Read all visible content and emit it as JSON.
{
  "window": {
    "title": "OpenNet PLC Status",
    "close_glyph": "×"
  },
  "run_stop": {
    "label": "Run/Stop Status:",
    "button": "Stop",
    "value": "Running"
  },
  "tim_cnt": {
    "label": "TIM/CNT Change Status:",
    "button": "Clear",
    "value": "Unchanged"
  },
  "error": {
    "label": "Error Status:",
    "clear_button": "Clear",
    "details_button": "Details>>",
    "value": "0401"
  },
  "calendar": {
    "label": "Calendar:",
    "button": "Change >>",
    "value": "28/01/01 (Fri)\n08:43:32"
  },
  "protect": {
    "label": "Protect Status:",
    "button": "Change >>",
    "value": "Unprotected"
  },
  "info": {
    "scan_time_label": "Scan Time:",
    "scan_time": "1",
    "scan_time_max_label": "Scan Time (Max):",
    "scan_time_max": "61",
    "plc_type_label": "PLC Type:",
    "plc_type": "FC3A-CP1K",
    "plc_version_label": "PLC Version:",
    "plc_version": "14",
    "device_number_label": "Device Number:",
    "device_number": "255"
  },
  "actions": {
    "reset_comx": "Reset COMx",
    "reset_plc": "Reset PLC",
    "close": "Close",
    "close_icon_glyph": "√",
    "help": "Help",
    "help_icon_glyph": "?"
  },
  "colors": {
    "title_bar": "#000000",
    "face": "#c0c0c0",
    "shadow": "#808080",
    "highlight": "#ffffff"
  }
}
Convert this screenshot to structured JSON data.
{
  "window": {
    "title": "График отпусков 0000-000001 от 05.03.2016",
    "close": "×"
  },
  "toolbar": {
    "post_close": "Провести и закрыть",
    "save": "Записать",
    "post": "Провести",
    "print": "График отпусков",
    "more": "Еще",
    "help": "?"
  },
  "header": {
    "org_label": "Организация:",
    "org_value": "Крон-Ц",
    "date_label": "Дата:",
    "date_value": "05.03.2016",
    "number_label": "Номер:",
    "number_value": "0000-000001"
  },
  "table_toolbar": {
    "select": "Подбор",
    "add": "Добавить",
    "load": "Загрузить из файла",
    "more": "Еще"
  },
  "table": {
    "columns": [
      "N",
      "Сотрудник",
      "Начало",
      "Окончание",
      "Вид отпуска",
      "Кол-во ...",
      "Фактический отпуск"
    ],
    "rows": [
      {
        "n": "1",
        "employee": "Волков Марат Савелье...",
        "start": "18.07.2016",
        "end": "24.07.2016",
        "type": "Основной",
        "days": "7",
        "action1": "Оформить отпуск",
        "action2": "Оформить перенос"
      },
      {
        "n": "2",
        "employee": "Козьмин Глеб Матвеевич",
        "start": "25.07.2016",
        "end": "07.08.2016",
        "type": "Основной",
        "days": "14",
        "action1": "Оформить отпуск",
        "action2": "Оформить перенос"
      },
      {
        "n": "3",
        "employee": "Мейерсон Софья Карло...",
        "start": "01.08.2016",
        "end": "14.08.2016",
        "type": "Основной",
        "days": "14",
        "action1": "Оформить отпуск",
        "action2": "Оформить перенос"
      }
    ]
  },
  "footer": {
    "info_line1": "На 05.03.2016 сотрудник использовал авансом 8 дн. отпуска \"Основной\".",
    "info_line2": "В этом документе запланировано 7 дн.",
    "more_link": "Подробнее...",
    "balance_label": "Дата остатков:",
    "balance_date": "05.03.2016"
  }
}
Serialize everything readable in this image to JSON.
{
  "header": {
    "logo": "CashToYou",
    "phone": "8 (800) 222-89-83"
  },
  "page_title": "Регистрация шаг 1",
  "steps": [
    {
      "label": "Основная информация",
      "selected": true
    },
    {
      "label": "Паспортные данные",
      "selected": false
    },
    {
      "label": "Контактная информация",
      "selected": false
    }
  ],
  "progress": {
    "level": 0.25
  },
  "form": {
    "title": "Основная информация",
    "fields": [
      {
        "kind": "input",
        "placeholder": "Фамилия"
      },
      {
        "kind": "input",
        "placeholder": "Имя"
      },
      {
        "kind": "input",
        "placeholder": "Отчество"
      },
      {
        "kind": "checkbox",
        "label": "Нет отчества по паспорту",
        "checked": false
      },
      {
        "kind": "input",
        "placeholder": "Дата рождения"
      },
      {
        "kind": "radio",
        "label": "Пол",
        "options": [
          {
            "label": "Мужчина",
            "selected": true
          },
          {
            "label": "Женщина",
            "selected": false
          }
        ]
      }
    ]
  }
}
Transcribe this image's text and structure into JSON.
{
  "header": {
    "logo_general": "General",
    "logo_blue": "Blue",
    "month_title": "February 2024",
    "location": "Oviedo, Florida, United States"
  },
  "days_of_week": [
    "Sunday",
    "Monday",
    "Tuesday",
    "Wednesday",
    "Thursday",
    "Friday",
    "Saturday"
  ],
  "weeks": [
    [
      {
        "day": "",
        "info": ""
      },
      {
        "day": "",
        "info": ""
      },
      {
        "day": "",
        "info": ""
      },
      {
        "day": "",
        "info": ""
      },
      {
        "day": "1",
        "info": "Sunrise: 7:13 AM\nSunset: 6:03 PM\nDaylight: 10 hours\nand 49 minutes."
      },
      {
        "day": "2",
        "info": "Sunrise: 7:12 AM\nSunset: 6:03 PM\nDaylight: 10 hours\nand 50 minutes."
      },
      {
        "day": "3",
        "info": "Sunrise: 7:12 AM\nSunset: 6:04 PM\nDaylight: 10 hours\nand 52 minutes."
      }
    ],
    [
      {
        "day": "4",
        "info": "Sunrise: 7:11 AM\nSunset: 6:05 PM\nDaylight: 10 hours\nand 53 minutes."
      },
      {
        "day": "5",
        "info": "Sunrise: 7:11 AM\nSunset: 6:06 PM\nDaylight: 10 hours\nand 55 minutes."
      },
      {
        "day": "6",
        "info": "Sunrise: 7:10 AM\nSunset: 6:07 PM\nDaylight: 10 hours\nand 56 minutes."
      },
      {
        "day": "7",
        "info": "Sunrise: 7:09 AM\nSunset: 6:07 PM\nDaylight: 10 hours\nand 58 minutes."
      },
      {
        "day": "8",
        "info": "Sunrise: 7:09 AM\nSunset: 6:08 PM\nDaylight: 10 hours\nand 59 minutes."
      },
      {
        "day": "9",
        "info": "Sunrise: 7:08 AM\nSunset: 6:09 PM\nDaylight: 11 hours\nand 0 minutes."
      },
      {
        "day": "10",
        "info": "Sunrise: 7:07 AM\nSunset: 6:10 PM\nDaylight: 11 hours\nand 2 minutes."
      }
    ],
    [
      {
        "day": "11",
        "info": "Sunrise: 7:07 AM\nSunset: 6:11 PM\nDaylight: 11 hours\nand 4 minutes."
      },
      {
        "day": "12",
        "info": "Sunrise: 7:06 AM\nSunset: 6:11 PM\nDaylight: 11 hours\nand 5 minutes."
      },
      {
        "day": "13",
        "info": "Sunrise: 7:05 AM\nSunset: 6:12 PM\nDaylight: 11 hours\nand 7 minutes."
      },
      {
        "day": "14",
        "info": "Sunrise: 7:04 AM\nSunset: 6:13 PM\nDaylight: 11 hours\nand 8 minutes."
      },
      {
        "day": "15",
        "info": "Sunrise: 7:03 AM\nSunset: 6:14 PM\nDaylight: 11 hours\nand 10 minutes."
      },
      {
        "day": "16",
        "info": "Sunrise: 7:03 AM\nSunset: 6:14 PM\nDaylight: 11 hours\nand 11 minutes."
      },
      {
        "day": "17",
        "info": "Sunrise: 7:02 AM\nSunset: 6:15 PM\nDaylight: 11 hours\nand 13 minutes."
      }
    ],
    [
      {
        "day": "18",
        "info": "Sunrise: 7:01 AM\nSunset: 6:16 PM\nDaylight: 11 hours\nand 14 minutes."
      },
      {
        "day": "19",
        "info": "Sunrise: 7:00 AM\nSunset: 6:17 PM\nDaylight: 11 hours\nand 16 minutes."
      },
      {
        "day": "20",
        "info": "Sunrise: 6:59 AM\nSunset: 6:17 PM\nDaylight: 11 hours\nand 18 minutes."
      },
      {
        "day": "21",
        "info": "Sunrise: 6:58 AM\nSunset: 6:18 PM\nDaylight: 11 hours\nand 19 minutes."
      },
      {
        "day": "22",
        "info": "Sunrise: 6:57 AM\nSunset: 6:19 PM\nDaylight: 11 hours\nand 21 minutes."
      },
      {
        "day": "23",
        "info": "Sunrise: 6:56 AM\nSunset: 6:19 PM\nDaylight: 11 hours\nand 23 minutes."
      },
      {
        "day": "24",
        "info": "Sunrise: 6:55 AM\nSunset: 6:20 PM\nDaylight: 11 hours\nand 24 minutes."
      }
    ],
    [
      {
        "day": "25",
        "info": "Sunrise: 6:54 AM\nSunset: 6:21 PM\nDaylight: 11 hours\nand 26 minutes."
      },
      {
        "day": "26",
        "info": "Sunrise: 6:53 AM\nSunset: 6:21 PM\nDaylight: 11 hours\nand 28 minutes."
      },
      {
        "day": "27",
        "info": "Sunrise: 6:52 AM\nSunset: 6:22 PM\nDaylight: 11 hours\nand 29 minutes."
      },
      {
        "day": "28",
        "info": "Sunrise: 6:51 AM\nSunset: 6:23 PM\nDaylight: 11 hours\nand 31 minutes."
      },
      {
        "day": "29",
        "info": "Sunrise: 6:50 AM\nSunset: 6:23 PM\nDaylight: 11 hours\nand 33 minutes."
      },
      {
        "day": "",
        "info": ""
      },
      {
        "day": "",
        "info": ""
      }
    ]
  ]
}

▸ INSTRUCTIONS FOR THE TASK: Copy each line of the preceding data that contains the string "отпусков".

▸ THE REPLY:
    "title": "График отпусков 0000-000001 от 05.03.2016",
    "print": "График отпусков",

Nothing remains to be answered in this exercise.